What to do:
Return the material word for word. Do not include the pictures.

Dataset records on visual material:
^^^^^^^^^^^^^^^^
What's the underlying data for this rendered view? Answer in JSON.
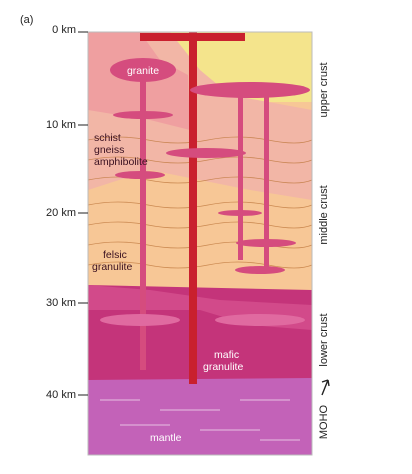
{
  "panel_label": "(a)",
  "depth_axis": {
    "ticks": [
      "0 km",
      "10 km",
      "20 km",
      "30 km",
      "40 km"
    ]
  },
  "rock_labels": [
    "granite",
    "schist",
    "gneiss",
    "amphibolite",
    "felsic",
    "granulite",
    "mafic",
    "granulite",
    "mantle"
  ],
  "zone_labels": [
    "upper crust",
    "middle crust",
    "lower crust",
    "MOHO"
  ]
}
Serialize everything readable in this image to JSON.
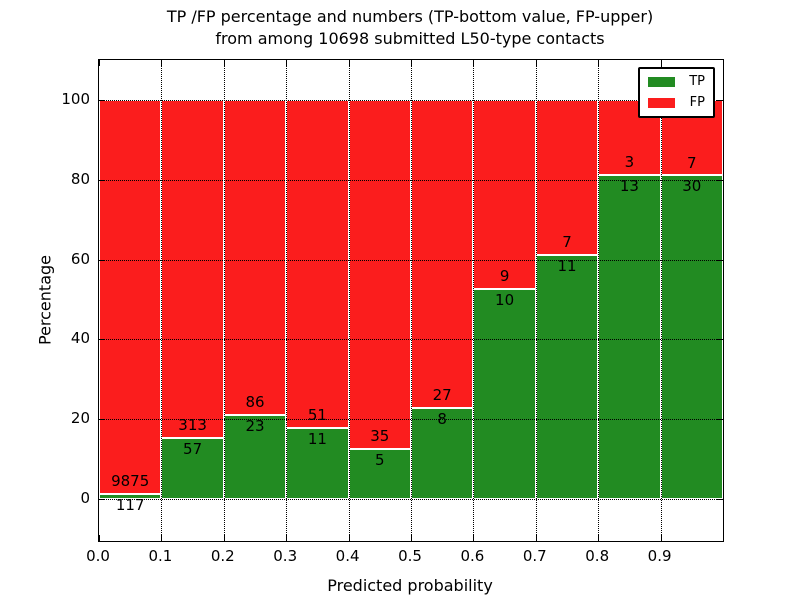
{
  "title": {
    "line1": "TP /FP percentage and numbers (TP-bottom value, FP-upper)",
    "line2": "from among 10698 submitted L50-type contacts"
  },
  "legend": {
    "tp": "TP",
    "fp": "FP"
  },
  "axes": {
    "xlabel": "Predicted probability",
    "ylabel": "Percentage",
    "x_tick_labels": [
      "0.0",
      "0.1",
      "0.2",
      "0.3",
      "0.4",
      "0.5",
      "0.6",
      "0.7",
      "0.8",
      "0.9"
    ],
    "y_tick_labels": [
      "0",
      "20",
      "40",
      "60",
      "80",
      "100"
    ],
    "y_tick_values": [
      0,
      20,
      40,
      60,
      80,
      100
    ]
  },
  "colors": {
    "tp": "#228b22",
    "fp": "#fb1d1d"
  },
  "chart_data": {
    "type": "bar",
    "stacked": true,
    "normalized": "each bar scaled to 100%",
    "title": "TP /FP percentage and numbers (TP-bottom value, FP-upper) from among 10698 submitted L50-type contacts",
    "xlabel": "Predicted probability",
    "ylabel": "Percentage",
    "bin_starts": [
      0.0,
      0.1,
      0.2,
      0.3,
      0.4,
      0.5,
      0.6,
      0.7,
      0.8,
      0.9
    ],
    "bin_width": 0.1,
    "series": [
      {
        "name": "TP",
        "color": "#228b22",
        "counts": [
          117,
          57,
          23,
          11,
          5,
          8,
          10,
          11,
          13,
          30
        ]
      },
      {
        "name": "FP",
        "color": "#fb1d1d",
        "counts": [
          9875,
          313,
          86,
          51,
          35,
          27,
          9,
          7,
          3,
          7
        ]
      }
    ],
    "tp_percent": [
      1.17,
      15.41,
      21.1,
      17.74,
      12.5,
      22.86,
      52.63,
      61.11,
      81.25,
      81.08
    ],
    "total_contacts": 10698,
    "xlim": [
      0.0,
      1.0
    ],
    "ylim": [
      -10.5,
      110
    ],
    "grid": true,
    "grid_style": "dotted, drawn above bars",
    "bar_edge_color": "#ffffff",
    "legend_position": "upper right"
  }
}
^^^^^^^^^^^^^^^^
Solved exercise:
What's the underlying data for this rendered view? Answer in JSON.
{
  "panel_label": "(a)",
  "depth_axis": {
    "ticks": [
      "0 km",
      "10 km",
      "20 km",
      "30 km",
      "40 km"
    ]
  },
  "rock_labels": [
    "granite",
    "schist",
    "gneiss",
    "amphibolite",
    "felsic",
    "granulite",
    "mafic",
    "granulite",
    "mantle"
  ],
  "zone_labels": [
    "upper crust",
    "middle crust",
    "lower crust",
    "MOHO"
  ]
}
Serialize everything readable in this image to JSON.
{
  "title": {
    "line1": "TP /FP percentage and numbers (TP-bottom value, FP-upper)",
    "line2": "from among 10698 submitted L50-type contacts"
  },
  "legend": {
    "tp": "TP",
    "fp": "FP"
  },
  "axes": {
    "xlabel": "Predicted probability",
    "ylabel": "Percentage",
    "x_tick_labels": [
      "0.0",
      "0.1",
      "0.2",
      "0.3",
      "0.4",
      "0.5",
      "0.6",
      "0.7",
      "0.8",
      "0.9"
    ],
    "y_tick_labels": [
      "0",
      "20",
      "40",
      "60",
      "80",
      "100"
    ],
    "y_tick_values": [
      0,
      20,
      40,
      60,
      80,
      100
    ]
  },
  "colors": {
    "tp": "#228b22",
    "fp": "#fb1d1d"
  },
  "chart_data": {
    "type": "bar",
    "stacked": true,
    "normalized": "each bar scaled to 100%",
    "title": "TP /FP percentage and numbers (TP-bottom value, FP-upper) from among 10698 submitted L50-type contacts",
    "xlabel": "Predicted probability",
    "ylabel": "Percentage",
    "bin_starts": [
      0.0,
      0.1,
      0.2,
      0.3,
      0.4,
      0.5,
      0.6,
      0.7,
      0.8,
      0.9
    ],
    "bin_width": 0.1,
    "series": [
      {
        "name": "TP",
        "color": "#228b22",
        "counts": [
          117,
          57,
          23,
          11,
          5,
          8,
          10,
          11,
          13,
          30
        ]
      },
      {
        "name": "FP",
        "color": "#fb1d1d",
        "counts": [
          9875,
          313,
          86,
          51,
          35,
          27,
          9,
          7,
          3,
          7
        ]
      }
    ],
    "tp_percent": [
      1.17,
      15.41,
      21.1,
      17.74,
      12.5,
      22.86,
      52.63,
      61.11,
      81.25,
      81.08
    ],
    "total_contacts": 10698,
    "xlim": [
      0.0,
      1.0
    ],
    "ylim": [
      -10.5,
      110
    ],
    "grid": true,
    "grid_style": "dotted, drawn above bars",
    "bar_edge_color": "#ffffff",
    "legend_position": "upper right"
  }
}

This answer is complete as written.